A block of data
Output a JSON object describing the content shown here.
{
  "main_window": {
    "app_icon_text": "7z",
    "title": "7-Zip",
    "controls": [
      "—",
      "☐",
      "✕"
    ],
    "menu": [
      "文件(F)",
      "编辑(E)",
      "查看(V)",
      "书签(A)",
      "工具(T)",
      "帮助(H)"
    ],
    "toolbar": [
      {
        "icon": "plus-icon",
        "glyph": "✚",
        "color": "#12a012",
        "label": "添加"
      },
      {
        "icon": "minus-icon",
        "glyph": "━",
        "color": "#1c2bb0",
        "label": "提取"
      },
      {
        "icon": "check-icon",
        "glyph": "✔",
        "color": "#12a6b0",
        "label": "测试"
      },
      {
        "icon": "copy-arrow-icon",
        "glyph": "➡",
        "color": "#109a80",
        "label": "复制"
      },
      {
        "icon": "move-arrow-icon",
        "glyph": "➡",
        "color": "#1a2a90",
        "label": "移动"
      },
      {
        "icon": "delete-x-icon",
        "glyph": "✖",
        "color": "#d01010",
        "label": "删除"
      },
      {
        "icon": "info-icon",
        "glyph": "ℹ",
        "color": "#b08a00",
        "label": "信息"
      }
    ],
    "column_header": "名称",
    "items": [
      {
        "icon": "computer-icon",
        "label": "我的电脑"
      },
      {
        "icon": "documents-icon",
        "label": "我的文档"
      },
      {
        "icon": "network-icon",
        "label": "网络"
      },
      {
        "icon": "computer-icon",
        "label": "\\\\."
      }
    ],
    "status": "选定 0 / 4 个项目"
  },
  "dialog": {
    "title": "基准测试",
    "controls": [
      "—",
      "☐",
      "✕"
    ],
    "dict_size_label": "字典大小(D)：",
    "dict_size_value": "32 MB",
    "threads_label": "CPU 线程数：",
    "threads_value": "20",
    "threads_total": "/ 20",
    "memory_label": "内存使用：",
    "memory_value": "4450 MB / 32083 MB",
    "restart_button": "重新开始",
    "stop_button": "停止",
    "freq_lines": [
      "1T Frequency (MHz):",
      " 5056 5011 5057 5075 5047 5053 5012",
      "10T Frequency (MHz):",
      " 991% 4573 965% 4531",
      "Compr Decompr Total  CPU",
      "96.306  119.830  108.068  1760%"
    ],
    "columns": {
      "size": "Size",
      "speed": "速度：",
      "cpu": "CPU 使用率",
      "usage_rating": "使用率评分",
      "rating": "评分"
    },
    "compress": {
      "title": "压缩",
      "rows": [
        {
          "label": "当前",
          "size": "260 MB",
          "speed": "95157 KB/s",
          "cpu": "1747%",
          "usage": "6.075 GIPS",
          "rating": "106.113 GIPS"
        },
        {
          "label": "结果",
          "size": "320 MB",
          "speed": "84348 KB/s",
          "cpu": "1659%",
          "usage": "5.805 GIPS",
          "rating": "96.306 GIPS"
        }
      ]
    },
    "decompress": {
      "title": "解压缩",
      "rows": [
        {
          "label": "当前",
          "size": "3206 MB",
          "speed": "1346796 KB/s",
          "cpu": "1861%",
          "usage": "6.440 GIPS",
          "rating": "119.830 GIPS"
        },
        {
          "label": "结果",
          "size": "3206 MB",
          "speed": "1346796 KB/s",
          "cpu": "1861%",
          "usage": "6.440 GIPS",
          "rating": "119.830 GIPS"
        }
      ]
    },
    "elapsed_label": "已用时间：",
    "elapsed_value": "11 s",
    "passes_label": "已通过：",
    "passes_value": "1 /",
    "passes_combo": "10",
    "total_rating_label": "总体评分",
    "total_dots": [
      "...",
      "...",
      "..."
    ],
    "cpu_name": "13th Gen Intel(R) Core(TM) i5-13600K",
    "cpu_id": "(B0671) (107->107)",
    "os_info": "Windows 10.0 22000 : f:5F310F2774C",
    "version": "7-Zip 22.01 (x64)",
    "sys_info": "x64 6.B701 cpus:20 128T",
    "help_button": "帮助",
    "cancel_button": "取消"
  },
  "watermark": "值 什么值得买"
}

OBJECTIVE: Repeat the data above exactly.

WRITTEN ANSWER:
Output a JSON object describing the content shown here.
{
  "main_window": {
    "app_icon_text": "7z",
    "title": "7-Zip",
    "controls": [
      "—",
      "☐",
      "✕"
    ],
    "menu": [
      "文件(F)",
      "编辑(E)",
      "查看(V)",
      "书签(A)",
      "工具(T)",
      "帮助(H)"
    ],
    "toolbar": [
      {
        "icon": "plus-icon",
        "glyph": "✚",
        "color": "#12a012",
        "label": "添加"
      },
      {
        "icon": "minus-icon",
        "glyph": "━",
        "color": "#1c2bb0",
        "label": "提取"
      },
      {
        "icon": "check-icon",
        "glyph": "✔",
        "color": "#12a6b0",
        "label": "测试"
      },
      {
        "icon": "copy-arrow-icon",
        "glyph": "➡",
        "color": "#109a80",
        "label": "复制"
      },
      {
        "icon": "move-arrow-icon",
        "glyph": "➡",
        "color": "#1a2a90",
        "label": "移动"
      },
      {
        "icon": "delete-x-icon",
        "glyph": "✖",
        "color": "#d01010",
        "label": "删除"
      },
      {
        "icon": "info-icon",
        "glyph": "ℹ",
        "color": "#b08a00",
        "label": "信息"
      }
    ],
    "column_header": "名称",
    "items": [
      {
        "icon": "computer-icon",
        "label": "我的电脑"
      },
      {
        "icon": "documents-icon",
        "label": "我的文档"
      },
      {
        "icon": "network-icon",
        "label": "网络"
      },
      {
        "icon": "computer-icon",
        "label": "\\\\."
      }
    ],
    "status": "选定 0 / 4 个项目"
  },
  "dialog": {
    "title": "基准测试",
    "controls": [
      "—",
      "☐",
      "✕"
    ],
    "dict_size_label": "字典大小(D)：",
    "dict_size_value": "32 MB",
    "threads_label": "CPU 线程数：",
    "threads_value": "20",
    "threads_total": "/ 20",
    "memory_label": "内存使用：",
    "memory_value": "4450 MB / 32083 MB",
    "restart_button": "重新开始",
    "stop_button": "停止",
    "freq_lines": [
      "1T Frequency (MHz):",
      " 5056 5011 5057 5075 5047 5053 5012",
      "10T Frequency (MHz):",
      " 991% 4573 965% 4531",
      "Compr Decompr Total  CPU",
      "96.306  119.830  108.068  1760%"
    ],
    "columns": {
      "size": "Size",
      "speed": "速度：",
      "cpu": "CPU 使用率",
      "usage_rating": "使用率评分",
      "rating": "评分"
    },
    "compress": {
      "title": "压缩",
      "rows": [
        {
          "label": "当前",
          "size": "260 MB",
          "speed": "95157 KB/s",
          "cpu": "1747%",
          "usage": "6.075 GIPS",
          "rating": "106.113 GIPS"
        },
        {
          "label": "结果",
          "size": "320 MB",
          "speed": "84348 KB/s",
          "cpu": "1659%",
          "usage": "5.805 GIPS",
          "rating": "96.306 GIPS"
        }
      ]
    },
    "decompress": {
      "title": "解压缩",
      "rows": [
        {
          "label": "当前",
          "size": "3206 MB",
          "speed": "1346796 KB/s",
          "cpu": "1861%",
          "usage": "6.440 GIPS",
          "rating": "119.830 GIPS"
        },
        {
          "label": "结果",
          "size": "3206 MB",
          "speed": "1346796 KB/s",
          "cpu": "1861%",
          "usage": "6.440 GIPS",
          "rating": "119.830 GIPS"
        }
      ]
    },
    "elapsed_label": "已用时间：",
    "elapsed_value": "11 s",
    "passes_label": "已通过：",
    "passes_value": "1 /",
    "passes_combo": "10",
    "total_rating_label": "总体评分",
    "total_dots": [
      "...",
      "...",
      "..."
    ],
    "cpu_name": "13th Gen Intel(R) Core(TM) i5-13600K",
    "cpu_id": "(B0671) (107->107)",
    "os_info": "Windows 10.0 22000 : f:5F310F2774C",
    "version": "7-Zip 22.01 (x64)",
    "sys_info": "x64 6.B701 cpus:20 128T",
    "help_button": "帮助",
    "cancel_button": "取消"
  },
  "watermark": "值 什么值得买"
}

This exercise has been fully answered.